■ **Extracted records**
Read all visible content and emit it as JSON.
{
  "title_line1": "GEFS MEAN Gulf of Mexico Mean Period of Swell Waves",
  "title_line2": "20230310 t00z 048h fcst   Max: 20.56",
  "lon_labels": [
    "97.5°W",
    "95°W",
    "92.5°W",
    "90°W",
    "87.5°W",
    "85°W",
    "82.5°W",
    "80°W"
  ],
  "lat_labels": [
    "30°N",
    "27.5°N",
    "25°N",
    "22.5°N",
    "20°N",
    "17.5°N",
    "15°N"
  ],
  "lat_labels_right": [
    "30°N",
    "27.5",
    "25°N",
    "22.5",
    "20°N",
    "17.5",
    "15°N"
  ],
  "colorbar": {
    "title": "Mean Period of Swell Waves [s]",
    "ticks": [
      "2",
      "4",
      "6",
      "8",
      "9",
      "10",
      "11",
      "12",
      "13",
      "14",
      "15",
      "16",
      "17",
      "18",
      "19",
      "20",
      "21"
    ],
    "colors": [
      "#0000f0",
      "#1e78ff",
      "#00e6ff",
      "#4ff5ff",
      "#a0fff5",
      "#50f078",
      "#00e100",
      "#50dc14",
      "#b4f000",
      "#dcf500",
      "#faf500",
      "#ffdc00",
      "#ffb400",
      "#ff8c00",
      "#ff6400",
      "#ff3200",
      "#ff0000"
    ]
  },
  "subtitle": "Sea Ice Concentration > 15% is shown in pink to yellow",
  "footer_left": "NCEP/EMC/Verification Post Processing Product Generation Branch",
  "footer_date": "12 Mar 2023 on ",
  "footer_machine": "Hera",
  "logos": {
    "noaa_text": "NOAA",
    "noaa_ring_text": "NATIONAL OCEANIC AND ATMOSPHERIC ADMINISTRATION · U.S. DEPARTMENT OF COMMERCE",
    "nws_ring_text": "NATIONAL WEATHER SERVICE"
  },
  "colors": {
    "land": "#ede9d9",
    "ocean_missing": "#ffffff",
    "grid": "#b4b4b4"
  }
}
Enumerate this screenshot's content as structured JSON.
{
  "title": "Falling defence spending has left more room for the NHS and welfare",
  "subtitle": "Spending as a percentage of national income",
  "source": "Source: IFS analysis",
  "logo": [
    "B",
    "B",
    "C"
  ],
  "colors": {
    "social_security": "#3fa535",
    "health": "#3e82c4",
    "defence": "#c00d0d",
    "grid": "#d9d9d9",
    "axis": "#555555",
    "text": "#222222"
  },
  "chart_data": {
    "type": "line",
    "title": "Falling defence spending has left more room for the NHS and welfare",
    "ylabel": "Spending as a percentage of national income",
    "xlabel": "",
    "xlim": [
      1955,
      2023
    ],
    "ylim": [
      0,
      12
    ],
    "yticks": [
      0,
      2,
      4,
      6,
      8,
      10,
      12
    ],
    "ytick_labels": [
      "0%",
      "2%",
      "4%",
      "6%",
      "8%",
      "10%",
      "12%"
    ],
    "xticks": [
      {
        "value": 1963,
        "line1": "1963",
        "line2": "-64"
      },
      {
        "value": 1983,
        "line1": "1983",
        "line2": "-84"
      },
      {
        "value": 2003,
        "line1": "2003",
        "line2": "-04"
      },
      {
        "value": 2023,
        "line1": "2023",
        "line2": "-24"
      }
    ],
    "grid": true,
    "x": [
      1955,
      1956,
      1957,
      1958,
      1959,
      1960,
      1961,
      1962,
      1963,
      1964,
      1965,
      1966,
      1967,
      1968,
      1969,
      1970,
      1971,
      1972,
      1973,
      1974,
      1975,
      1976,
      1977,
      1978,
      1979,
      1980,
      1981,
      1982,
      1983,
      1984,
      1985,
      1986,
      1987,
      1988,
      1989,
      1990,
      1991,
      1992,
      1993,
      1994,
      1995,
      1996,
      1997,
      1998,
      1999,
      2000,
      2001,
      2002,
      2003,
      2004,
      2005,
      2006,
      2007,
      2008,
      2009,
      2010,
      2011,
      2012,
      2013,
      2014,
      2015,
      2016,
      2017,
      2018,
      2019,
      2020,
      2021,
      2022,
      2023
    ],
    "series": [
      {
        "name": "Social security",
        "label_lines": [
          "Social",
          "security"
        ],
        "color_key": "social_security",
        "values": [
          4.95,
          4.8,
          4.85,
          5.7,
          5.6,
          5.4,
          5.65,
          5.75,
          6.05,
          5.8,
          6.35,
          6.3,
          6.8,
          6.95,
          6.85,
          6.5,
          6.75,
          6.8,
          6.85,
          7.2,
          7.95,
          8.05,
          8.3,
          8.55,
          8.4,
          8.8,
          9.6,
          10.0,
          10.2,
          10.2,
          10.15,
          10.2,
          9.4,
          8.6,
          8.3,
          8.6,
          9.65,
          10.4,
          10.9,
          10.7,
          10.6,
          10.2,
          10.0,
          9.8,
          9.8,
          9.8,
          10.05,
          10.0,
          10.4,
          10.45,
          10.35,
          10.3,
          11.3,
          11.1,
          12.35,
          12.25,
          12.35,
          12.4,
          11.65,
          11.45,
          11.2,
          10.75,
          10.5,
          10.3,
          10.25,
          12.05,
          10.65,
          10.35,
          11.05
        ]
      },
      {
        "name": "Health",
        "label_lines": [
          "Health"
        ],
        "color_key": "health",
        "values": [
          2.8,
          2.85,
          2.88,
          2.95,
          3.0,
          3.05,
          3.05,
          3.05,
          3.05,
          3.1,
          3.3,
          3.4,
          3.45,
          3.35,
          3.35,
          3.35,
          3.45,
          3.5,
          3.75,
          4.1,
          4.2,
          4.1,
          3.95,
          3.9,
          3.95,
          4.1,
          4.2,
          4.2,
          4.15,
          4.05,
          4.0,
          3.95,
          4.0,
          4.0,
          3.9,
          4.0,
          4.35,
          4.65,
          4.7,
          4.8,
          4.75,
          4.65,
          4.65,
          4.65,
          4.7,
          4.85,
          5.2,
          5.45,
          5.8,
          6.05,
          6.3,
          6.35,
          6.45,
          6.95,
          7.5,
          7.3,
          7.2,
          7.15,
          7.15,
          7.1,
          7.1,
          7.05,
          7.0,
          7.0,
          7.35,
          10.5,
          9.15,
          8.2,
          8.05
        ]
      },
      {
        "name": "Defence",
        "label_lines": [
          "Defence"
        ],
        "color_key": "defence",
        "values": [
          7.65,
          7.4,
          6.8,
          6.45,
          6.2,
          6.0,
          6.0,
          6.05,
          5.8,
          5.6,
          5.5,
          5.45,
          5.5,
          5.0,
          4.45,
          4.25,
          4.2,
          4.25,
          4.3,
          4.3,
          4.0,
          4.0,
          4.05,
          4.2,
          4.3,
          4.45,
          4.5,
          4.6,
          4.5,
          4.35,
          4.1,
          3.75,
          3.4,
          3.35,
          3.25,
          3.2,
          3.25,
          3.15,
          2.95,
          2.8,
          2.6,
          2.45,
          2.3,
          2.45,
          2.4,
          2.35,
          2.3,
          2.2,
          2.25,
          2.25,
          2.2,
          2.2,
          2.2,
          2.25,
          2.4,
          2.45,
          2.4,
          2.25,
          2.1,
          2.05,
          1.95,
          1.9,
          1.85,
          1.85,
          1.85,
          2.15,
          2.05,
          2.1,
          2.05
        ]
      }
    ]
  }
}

■ **What you need to do**
Where a line of the entries contains the word "subtitle", copy that line.

■ **Answer to the task**
  "subtitle": "Sea Ice Concentration > 15% is shown in pink to yellow",
  "subtitle": "Spending as a percentage of national income",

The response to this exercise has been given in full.